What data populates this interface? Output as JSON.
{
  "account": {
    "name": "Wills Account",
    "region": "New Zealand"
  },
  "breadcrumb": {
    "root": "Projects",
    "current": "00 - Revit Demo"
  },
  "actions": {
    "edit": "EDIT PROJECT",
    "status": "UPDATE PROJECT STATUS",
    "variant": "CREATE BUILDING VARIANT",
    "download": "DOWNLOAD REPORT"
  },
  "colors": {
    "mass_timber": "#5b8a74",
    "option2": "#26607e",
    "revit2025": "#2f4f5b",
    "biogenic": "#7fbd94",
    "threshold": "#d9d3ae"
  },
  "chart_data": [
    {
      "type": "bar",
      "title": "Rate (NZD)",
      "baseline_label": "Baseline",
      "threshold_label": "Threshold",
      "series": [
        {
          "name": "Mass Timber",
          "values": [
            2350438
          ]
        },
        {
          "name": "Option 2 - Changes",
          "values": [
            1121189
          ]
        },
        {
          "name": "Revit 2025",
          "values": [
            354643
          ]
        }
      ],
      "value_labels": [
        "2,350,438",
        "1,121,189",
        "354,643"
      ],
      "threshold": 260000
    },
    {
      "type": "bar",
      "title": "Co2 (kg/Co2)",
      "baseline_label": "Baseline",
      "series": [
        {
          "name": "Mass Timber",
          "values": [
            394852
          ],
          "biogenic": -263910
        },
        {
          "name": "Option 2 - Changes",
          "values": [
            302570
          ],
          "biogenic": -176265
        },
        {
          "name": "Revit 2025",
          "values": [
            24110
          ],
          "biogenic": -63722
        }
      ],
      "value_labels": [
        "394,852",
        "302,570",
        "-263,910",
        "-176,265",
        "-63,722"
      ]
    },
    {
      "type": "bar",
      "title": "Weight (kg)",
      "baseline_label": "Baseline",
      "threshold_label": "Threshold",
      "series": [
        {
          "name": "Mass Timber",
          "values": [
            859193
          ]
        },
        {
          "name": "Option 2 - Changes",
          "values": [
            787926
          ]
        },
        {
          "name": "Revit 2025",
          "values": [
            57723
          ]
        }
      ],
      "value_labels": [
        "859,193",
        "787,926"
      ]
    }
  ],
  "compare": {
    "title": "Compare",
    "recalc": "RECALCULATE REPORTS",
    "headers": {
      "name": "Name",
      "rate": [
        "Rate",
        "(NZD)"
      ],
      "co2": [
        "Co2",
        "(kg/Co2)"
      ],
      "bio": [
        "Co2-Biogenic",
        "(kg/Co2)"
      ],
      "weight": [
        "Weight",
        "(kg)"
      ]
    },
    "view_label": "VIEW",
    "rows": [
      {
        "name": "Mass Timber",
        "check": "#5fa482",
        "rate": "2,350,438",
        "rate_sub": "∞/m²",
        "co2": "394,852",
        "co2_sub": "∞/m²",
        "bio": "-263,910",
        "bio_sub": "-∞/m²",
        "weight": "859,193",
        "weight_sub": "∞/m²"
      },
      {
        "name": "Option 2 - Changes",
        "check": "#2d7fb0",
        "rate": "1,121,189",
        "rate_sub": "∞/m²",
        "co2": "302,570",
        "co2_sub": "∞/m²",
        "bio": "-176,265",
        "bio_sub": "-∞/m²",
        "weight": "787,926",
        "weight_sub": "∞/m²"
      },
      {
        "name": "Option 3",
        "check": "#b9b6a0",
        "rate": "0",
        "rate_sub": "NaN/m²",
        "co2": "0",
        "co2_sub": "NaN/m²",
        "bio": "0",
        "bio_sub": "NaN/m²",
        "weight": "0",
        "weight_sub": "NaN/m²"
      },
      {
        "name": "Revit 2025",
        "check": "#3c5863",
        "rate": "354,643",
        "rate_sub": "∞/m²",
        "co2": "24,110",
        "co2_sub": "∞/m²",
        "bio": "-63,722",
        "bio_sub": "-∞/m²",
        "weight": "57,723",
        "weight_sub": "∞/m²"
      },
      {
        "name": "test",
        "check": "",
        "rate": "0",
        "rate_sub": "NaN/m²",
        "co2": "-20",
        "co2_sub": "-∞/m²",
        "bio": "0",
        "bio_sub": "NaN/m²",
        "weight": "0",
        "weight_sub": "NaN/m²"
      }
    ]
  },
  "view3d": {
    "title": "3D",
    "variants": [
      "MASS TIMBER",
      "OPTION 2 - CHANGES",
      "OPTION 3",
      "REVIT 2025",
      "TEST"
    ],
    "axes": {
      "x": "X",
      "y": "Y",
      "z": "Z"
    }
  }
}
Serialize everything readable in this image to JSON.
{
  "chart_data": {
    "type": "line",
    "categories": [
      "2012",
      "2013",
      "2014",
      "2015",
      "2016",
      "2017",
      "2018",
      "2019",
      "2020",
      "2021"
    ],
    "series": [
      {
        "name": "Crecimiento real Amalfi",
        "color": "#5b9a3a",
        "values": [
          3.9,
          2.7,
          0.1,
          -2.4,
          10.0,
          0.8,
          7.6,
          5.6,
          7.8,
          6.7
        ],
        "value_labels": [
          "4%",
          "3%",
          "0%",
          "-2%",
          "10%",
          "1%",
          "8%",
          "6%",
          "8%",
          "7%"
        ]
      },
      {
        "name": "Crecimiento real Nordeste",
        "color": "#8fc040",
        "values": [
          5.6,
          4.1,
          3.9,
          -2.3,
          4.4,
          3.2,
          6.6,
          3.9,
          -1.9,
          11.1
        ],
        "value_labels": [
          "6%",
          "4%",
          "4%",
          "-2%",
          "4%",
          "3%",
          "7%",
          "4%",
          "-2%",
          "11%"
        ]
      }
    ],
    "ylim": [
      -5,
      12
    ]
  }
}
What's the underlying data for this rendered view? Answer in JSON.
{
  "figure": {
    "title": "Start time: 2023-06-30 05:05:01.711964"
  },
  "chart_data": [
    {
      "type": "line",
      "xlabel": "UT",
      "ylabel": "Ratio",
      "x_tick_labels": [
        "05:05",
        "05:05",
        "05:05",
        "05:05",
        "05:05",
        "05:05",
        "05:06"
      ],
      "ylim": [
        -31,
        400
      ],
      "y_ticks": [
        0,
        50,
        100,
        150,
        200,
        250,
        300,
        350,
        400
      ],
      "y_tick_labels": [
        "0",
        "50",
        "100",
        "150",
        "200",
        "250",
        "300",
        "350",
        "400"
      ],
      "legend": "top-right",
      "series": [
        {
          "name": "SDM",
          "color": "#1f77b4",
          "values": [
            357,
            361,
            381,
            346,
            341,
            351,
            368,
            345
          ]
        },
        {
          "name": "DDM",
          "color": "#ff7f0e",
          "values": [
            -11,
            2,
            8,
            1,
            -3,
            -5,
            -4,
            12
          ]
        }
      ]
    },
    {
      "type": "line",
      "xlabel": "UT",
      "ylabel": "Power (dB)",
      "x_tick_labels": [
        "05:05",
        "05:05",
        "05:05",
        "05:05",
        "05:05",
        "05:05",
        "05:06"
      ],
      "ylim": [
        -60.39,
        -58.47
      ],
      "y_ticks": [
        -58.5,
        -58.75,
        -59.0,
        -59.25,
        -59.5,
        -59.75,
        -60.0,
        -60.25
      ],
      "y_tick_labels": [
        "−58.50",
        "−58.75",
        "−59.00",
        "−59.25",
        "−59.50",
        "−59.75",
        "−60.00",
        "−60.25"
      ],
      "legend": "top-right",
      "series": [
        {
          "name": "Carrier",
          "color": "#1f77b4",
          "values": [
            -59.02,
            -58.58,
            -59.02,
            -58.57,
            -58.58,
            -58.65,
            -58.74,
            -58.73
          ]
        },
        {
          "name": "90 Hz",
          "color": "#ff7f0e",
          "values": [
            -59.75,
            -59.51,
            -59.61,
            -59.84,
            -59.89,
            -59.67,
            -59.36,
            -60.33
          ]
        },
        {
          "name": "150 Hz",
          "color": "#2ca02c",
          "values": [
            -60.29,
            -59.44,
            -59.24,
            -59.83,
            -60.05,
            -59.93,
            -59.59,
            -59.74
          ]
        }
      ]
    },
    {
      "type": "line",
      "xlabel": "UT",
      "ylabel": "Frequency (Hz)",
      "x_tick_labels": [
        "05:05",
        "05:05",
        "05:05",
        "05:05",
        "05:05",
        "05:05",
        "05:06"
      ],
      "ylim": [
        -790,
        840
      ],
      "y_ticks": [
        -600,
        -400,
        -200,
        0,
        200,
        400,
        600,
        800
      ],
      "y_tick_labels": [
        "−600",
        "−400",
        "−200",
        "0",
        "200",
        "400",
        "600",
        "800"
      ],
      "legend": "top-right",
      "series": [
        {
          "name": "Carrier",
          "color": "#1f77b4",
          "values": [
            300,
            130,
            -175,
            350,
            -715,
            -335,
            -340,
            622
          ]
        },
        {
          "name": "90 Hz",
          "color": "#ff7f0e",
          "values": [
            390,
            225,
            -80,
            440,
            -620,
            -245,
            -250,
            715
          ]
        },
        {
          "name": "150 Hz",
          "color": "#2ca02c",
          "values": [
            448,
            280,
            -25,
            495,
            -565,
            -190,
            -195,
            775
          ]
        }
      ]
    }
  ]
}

■ Task brief ■
Read the entries and select each line where the word "JSON" is found.

■ Solution below ■
What data populates this interface? Output as JSON.
Serialize everything readable in this image to JSON.
What's the underlying data for this rendered view? Answer in JSON.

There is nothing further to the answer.